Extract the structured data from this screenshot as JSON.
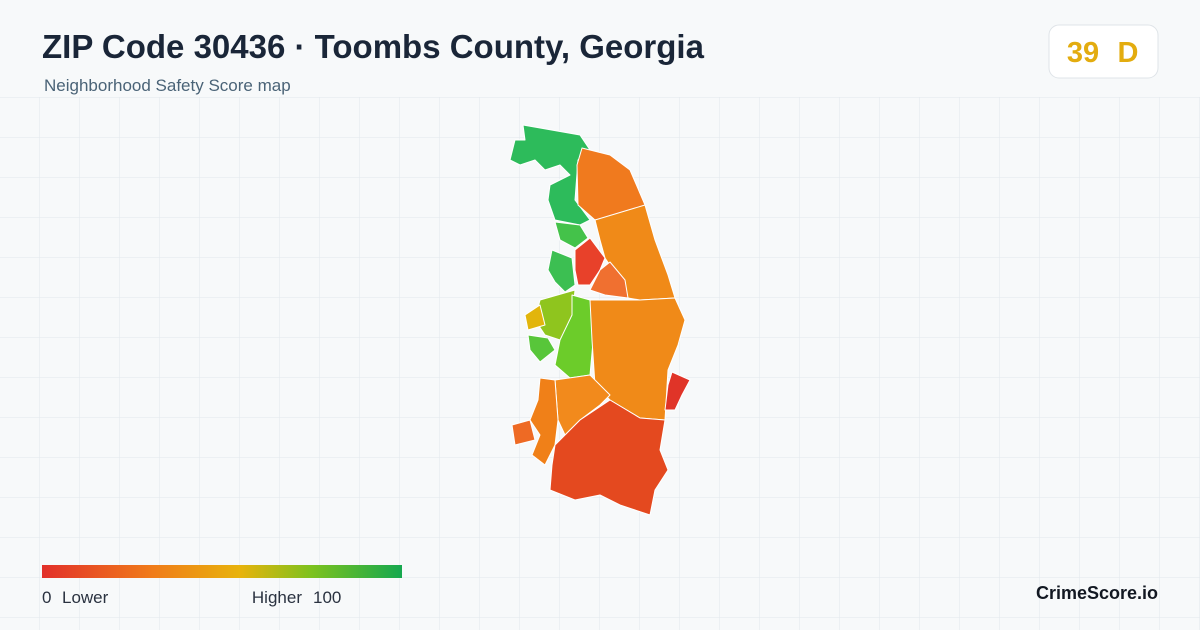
{
  "header": {
    "title": "ZIP Code 30436 · Toombs County, Georgia",
    "subtitle": "Neighborhood Safety Score map"
  },
  "badge": {
    "score": 39,
    "grade": "D"
  },
  "legend": {
    "min": 0,
    "min_label": "Lower",
    "max_label": "Higher",
    "max": 100
  },
  "brand": "CrimeScore.io"
}
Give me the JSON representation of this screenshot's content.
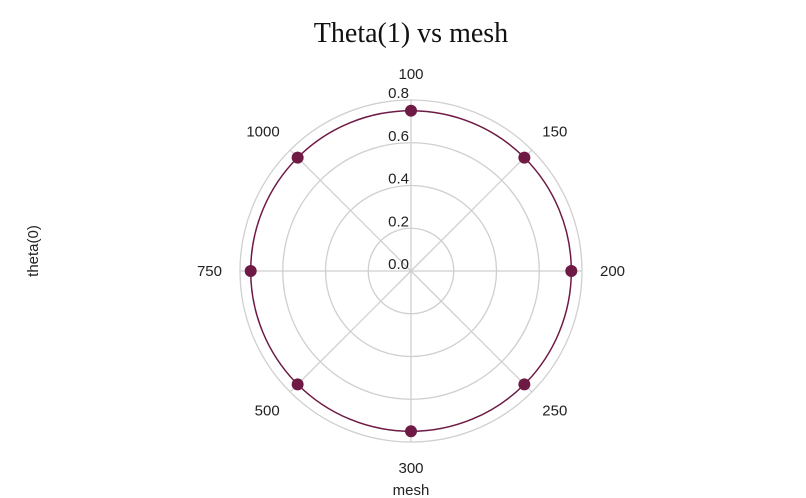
{
  "chart_data": {
    "type": "polar",
    "title": "Theta(1) vs mesh",
    "xlabel": "mesh",
    "ylabel": "theta(0)",
    "categories": [
      "100",
      "150",
      "200",
      "250",
      "300",
      "500",
      "750",
      "1000"
    ],
    "series": [
      {
        "values": [
          0.75,
          0.75,
          0.75,
          0.75,
          0.75,
          0.75,
          0.75,
          0.75
        ]
      }
    ],
    "rlim": [
      0,
      0.8
    ],
    "rticks": [
      "0.0",
      "0.2",
      "0.4",
      "0.6",
      "0.8"
    ],
    "grid": true,
    "colors": {
      "series": "#6e1a45",
      "grid": "#cfcfcf"
    }
  }
}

☆ ☆ ☆

Objective » Write out the listing above exactly as it stands, pictures excluded.

Solution to the exercise »
Extract the structured data from this screenshot as JSON.
{
  "header": {
    "title": "ZIP Code 30436 · Toombs County, Georgia",
    "subtitle": "Neighborhood Safety Score map"
  },
  "badge": {
    "score": 39,
    "grade": "D"
  },
  "legend": {
    "min": 0,
    "min_label": "Lower",
    "max_label": "Higher",
    "max": 100
  },
  "brand": "CrimeScore.io"
}
Give me the JSON representation of this screenshot's content.
{
  "chart_data": {
    "type": "polar",
    "title": "Theta(1) vs mesh",
    "xlabel": "mesh",
    "ylabel": "theta(0)",
    "categories": [
      "100",
      "150",
      "200",
      "250",
      "300",
      "500",
      "750",
      "1000"
    ],
    "series": [
      {
        "values": [
          0.75,
          0.75,
          0.75,
          0.75,
          0.75,
          0.75,
          0.75,
          0.75
        ]
      }
    ],
    "rlim": [
      0,
      0.8
    ],
    "rticks": [
      "0.0",
      "0.2",
      "0.4",
      "0.6",
      "0.8"
    ],
    "grid": true,
    "colors": {
      "series": "#6e1a45",
      "grid": "#cfcfcf"
    }
  }
}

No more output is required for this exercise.